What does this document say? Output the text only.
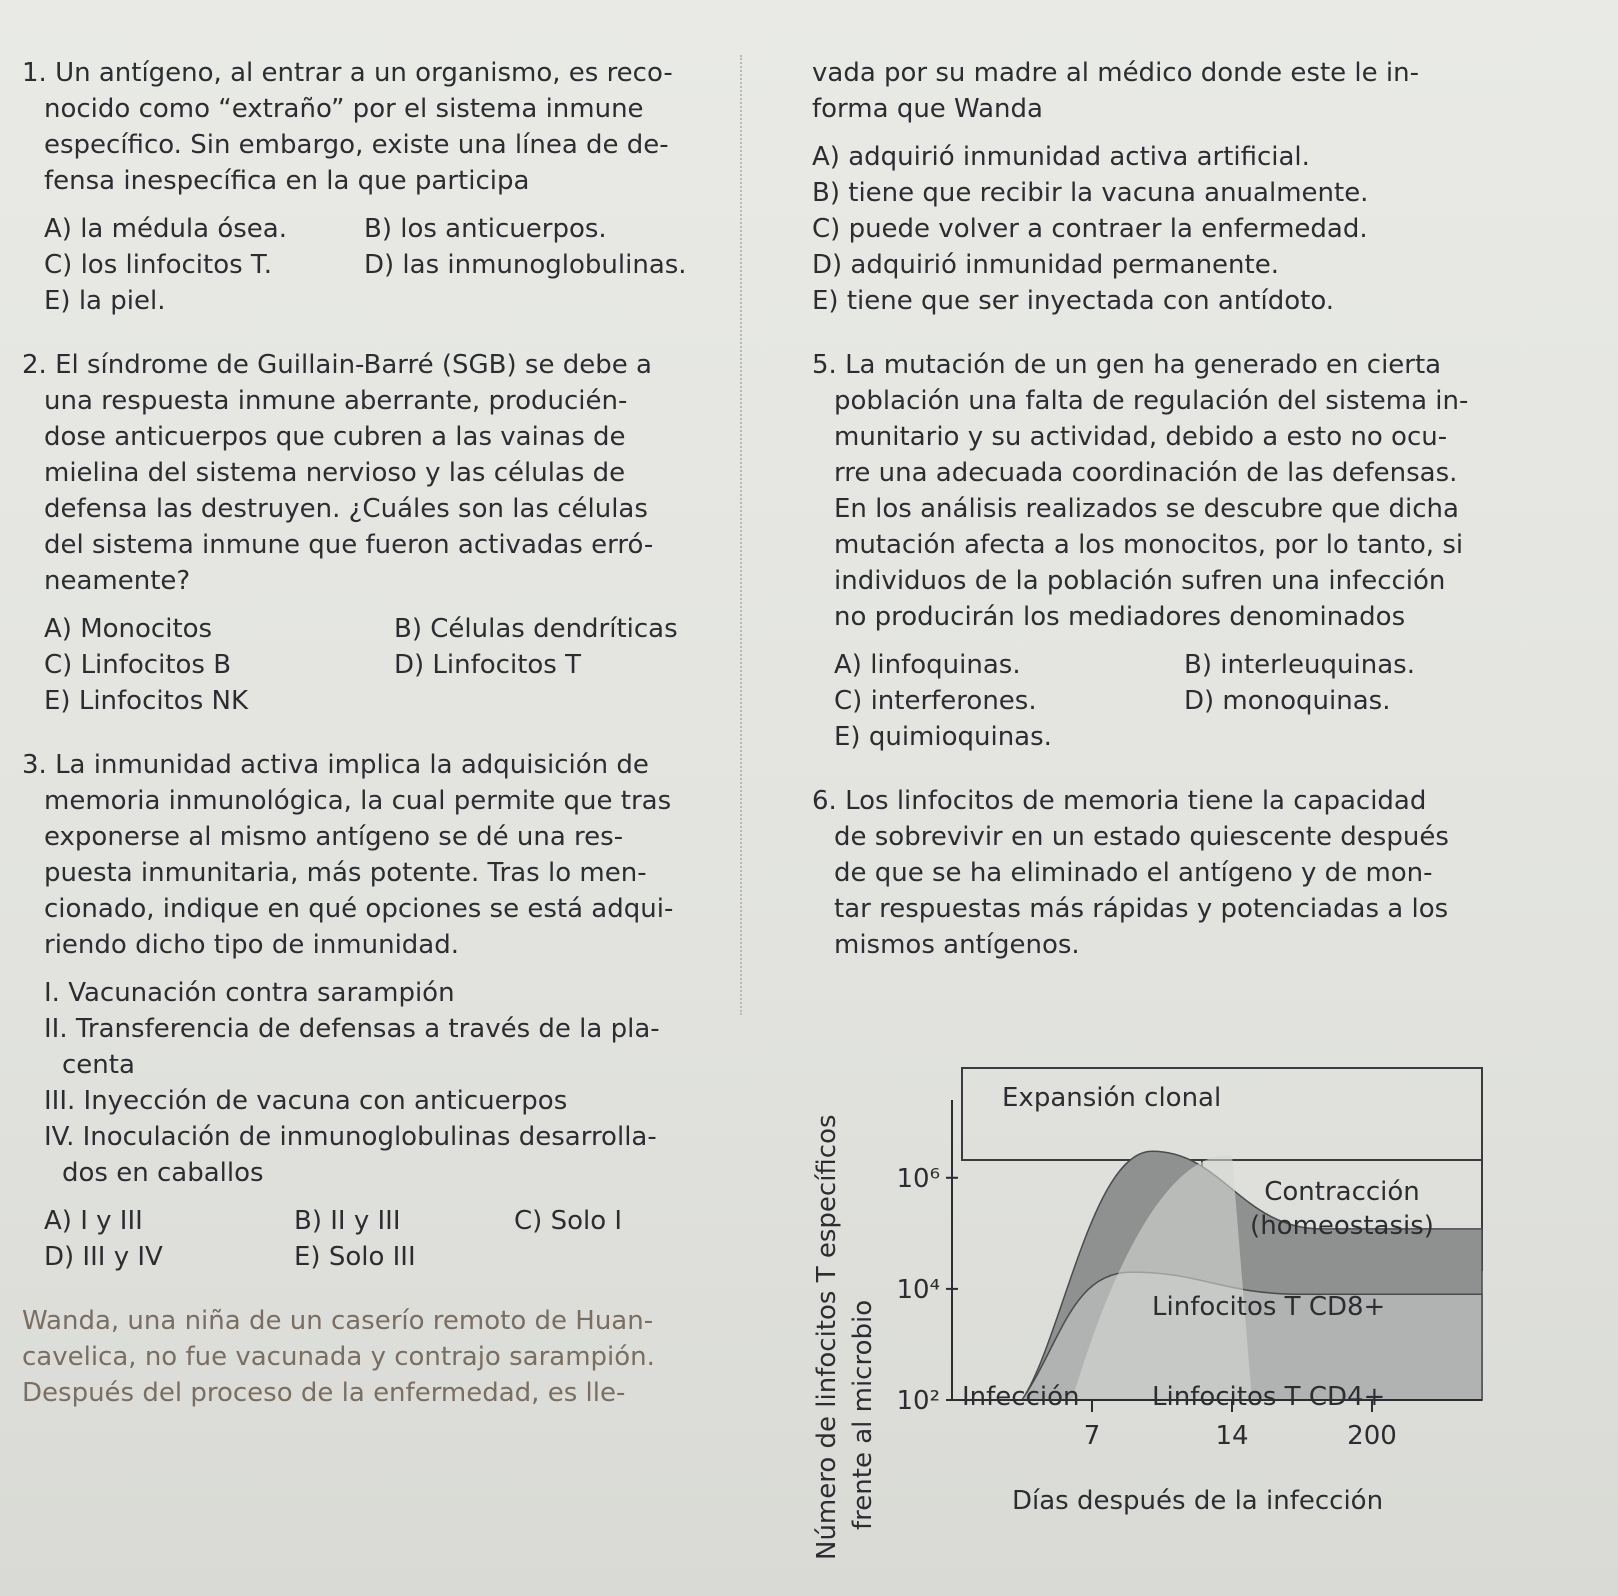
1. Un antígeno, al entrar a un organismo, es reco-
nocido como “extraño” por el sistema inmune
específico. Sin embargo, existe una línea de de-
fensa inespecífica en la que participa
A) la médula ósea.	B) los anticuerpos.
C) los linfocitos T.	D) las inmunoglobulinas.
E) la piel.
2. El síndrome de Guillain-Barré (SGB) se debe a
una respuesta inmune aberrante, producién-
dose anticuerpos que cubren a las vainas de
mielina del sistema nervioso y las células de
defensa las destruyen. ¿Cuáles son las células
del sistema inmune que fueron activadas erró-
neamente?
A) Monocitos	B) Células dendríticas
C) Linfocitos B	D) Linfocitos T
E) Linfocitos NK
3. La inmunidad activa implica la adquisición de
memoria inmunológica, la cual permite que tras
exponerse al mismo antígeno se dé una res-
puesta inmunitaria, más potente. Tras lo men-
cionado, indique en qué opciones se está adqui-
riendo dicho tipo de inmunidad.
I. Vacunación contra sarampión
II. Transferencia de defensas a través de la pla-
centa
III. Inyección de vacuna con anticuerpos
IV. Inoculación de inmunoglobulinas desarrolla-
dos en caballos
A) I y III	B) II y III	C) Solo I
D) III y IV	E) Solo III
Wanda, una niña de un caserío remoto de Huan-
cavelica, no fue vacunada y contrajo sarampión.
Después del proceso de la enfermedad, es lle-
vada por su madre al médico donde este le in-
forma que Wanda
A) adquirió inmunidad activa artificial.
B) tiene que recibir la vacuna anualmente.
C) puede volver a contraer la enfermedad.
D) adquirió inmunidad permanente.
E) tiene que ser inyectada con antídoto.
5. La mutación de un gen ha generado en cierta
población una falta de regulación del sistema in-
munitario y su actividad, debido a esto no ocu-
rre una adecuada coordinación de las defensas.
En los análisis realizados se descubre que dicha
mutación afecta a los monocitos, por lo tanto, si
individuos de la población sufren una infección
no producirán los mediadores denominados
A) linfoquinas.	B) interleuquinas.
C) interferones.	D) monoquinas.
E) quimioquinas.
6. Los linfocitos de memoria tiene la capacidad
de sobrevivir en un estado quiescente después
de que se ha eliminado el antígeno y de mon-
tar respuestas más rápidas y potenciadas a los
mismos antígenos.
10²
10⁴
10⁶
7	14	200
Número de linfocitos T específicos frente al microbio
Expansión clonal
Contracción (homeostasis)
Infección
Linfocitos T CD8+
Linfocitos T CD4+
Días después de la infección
...
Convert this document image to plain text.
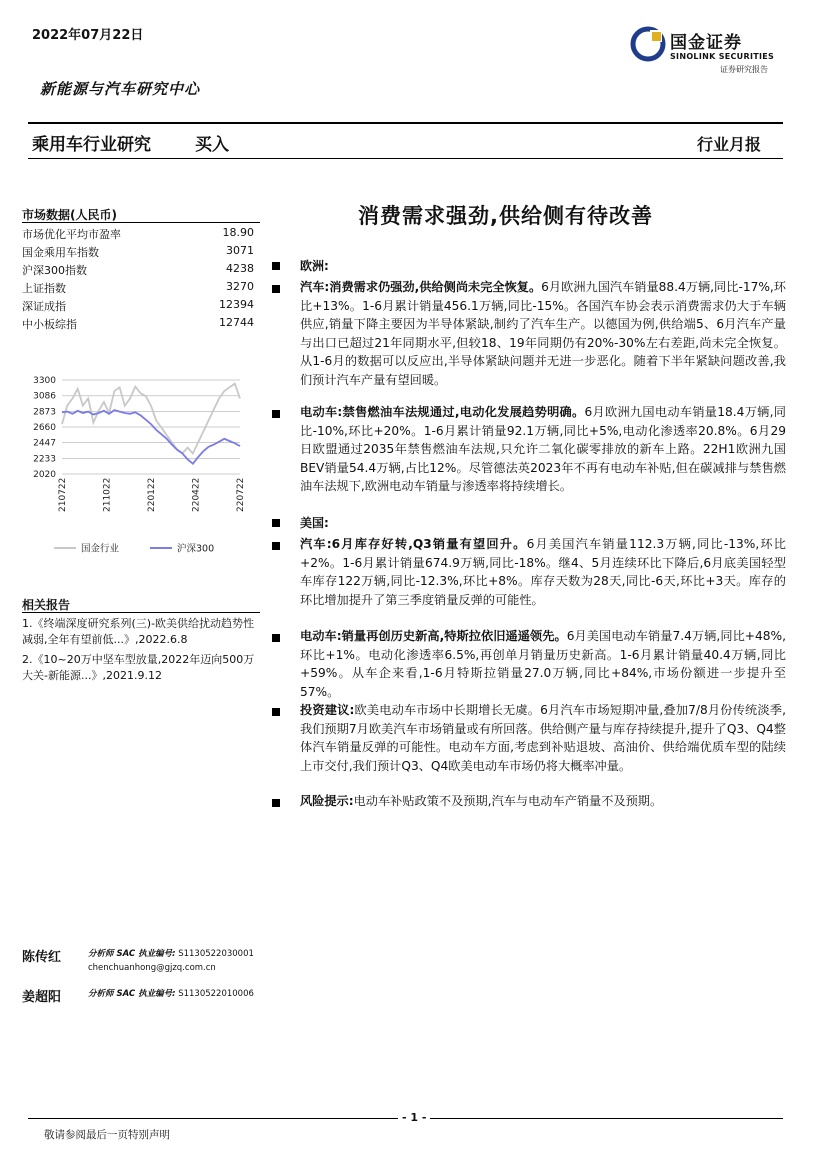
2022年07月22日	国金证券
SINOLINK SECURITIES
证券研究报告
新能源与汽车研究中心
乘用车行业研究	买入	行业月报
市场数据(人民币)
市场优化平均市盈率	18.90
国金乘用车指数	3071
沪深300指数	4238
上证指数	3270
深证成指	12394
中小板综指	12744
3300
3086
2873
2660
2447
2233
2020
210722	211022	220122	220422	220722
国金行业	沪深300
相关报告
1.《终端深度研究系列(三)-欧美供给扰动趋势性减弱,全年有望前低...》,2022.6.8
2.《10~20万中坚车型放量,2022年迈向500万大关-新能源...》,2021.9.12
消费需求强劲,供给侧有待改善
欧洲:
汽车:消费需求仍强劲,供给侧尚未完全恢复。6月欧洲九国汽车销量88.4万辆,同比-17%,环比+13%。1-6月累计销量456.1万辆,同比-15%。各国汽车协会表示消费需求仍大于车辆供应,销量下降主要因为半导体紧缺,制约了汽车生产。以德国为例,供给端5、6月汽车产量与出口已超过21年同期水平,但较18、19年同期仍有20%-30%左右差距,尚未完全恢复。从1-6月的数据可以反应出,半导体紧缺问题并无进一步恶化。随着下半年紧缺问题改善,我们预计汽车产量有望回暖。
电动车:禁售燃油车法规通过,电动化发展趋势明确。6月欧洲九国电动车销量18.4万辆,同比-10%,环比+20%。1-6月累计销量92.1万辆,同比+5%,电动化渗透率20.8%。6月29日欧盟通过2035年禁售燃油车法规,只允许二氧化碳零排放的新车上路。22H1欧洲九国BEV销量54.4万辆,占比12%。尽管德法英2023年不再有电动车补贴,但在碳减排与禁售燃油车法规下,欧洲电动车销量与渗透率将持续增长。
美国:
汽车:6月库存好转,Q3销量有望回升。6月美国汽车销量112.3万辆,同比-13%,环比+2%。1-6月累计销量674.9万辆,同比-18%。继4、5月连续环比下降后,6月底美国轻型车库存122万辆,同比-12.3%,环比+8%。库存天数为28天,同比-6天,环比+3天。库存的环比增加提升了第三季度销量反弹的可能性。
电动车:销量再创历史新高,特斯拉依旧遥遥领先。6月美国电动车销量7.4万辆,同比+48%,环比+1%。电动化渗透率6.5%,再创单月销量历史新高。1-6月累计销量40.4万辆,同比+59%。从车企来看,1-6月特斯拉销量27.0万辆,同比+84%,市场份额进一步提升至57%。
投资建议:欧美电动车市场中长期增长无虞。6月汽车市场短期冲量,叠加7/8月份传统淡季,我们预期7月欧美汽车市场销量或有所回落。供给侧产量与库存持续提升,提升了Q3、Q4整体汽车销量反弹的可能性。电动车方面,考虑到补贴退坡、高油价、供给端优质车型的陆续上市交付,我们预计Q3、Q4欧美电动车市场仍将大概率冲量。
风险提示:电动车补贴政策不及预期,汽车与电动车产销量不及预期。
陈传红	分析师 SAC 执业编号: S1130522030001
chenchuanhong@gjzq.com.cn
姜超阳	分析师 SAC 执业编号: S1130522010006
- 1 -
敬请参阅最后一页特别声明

TASK OBJECTIVE -
From the listing above, report the number of lines containing the string "Solo", without any accompanying remarks.

COMPLETED TASK -
2